# Start of DATA

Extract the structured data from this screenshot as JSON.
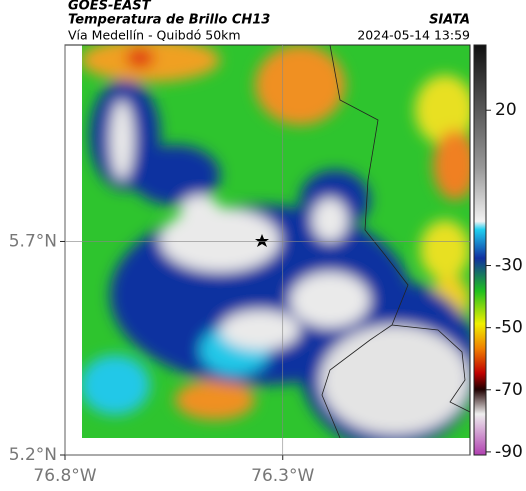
{
  "header": {
    "title": "GOES-EAST",
    "subtitle": "Temperatura de Brillo CH13",
    "source": "SIATA",
    "route": "Vía Medellín - Quibdó 50km",
    "timestamp": "2024-05-14 13:59"
  },
  "map": {
    "xlim": [
      -76.8,
      -75.87
    ],
    "ylim": [
      5.2,
      6.16
    ],
    "xticks": [
      {
        "value": -76.8,
        "label": "76.8°W"
      },
      {
        "value": -76.3,
        "label": "76.3°W"
      }
    ],
    "yticks": [
      {
        "value": 5.2,
        "label": "5.2°N"
      },
      {
        "value": 5.7,
        "label": "5.7°N"
      }
    ],
    "grid": true
  },
  "colorbar": {
    "lim": [
      -91,
      41
    ],
    "ticks": [
      20,
      -30,
      -50,
      -70,
      -90
    ]
  }
}
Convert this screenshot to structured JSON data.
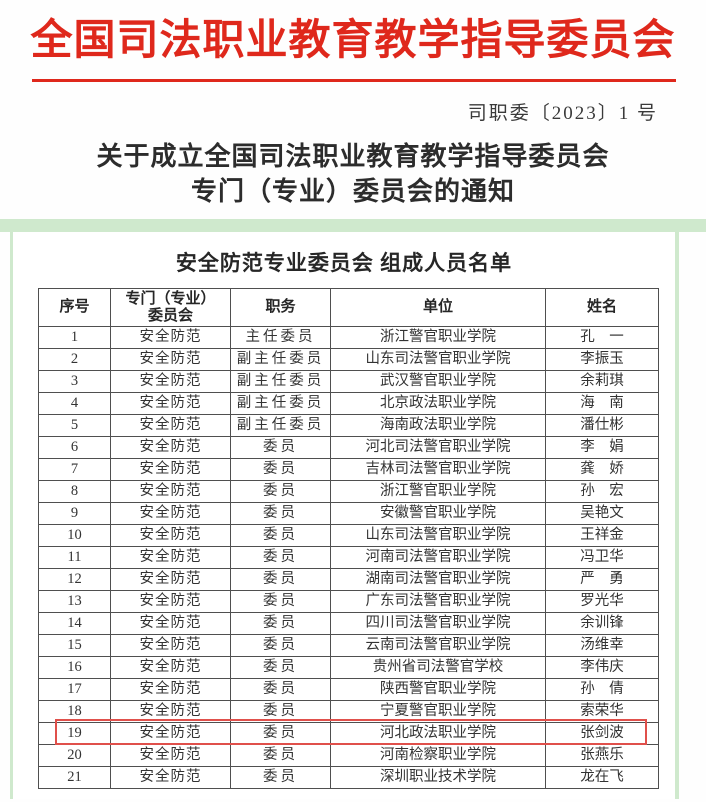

# End of DATA

__DIRECTIVE__:
Write out the whole listing again, exactly, with no pictures.

__EXERCISE SOLUTION__:
Extract the structured data from this screenshot as JSON.
{
  "header": {
    "title": "GOES-EAST",
    "subtitle": "Temperatura de Brillo CH13",
    "source": "SIATA",
    "route": "Vía Medellín - Quibdó 50km",
    "timestamp": "2024-05-14 13:59"
  },
  "map": {
    "xlim": [
      -76.8,
      -75.87
    ],
    "ylim": [
      5.2,
      6.16
    ],
    "xticks": [
      {
        "value": -76.8,
        "label": "76.8°W"
      },
      {
        "value": -76.3,
        "label": "76.3°W"
      }
    ],
    "yticks": [
      {
        "value": 5.2,
        "label": "5.2°N"
      },
      {
        "value": 5.7,
        "label": "5.7°N"
      }
    ],
    "grid": true
  },
  "colorbar": {
    "lim": [
      -91,
      41
    ],
    "ticks": [
      20,
      -30,
      -50,
      -70,
      -90
    ]
  }
}
Convert this screenshot to structured JSON data.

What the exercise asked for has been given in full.